::: Given data :::
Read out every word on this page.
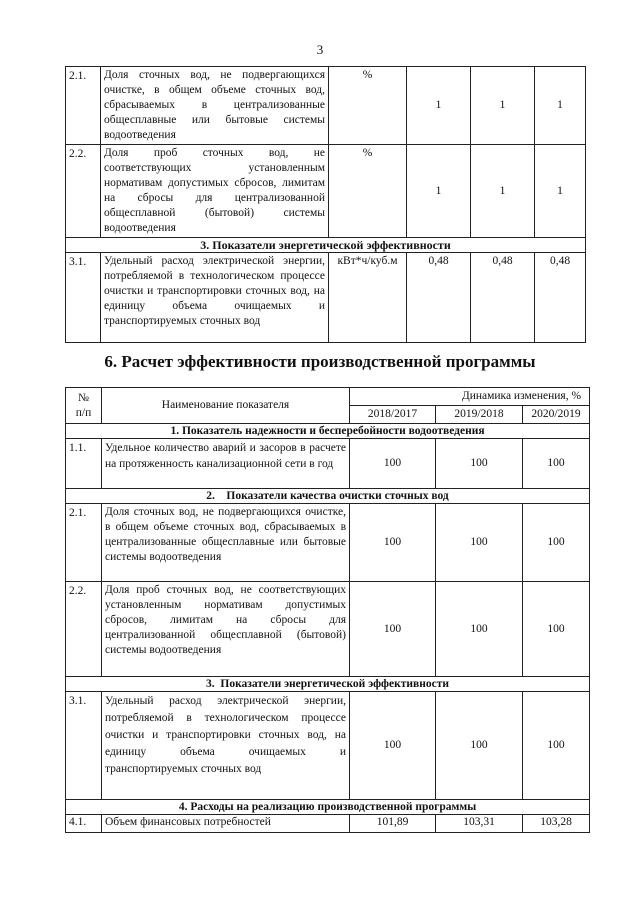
3
2.1.	Доля сточных вод, не подвергающихся очистке, в общем объеме сточных вод, сбрасываемых в централизованные общесплавные или бытовые системы водоотведения	%	1	1	1
2.2.	Доля проб сточных вод, не соответствующих установленным нормативам допустимых сбросов, лимитам на сбросы для централизованной общесплавной (бытовой) системы водоотведения	%	1	1	1
3. Показатели энергетической эффективности					
3.1.	Удельный расход электрической энергии, потребляемой в технологическом процессе очистки и транспортировки сточных вод, на единицу объема очищаемых и транспортируемых сточных вод	кВт*ч/куб.м	0,48	0,48	0,48
6. Расчет эффективности производственной программы
№
п/п	Наименование показателя	Динамика изменения, %		
		2018/2017	2019/2018	2020/2019
1. Показатель надежности и бесперебойности водоотведения				
1.1.	Удельное количество аварий и засоров в расчете на протяженность канализационной сети в год	100	100	100
2.    Показатели качества очистки сточных вод				
2.1.	Доля сточных вод, не подвергающихся очистке, в общем объеме сточных вод, сбрасываемых в централизованные общесплавные или бытовые системы водоотведения	100	100	100
2.2.	Доля проб сточных вод, не соответствующих установленным нормативам допустимых сбросов, лимитам на сбросы для централизованной общесплавной (бытовой) системы водоотведения	100	100	100
3.  Показатели энергетической эффективности				
3.1.	Удельный расход электрической энергии, потребляемой в технологическом процессе очистки и транспортировки сточных вод, на единицу объема очищаемых и транспортируемых сточных вод	100	100	100
4. Расходы на реализацию производственной программы				
4.1.	Объем финансовых потребностей	101,89	103,31	103,28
:::
Count how many lines include the string "сбросы". Nothing but the number is needed.

2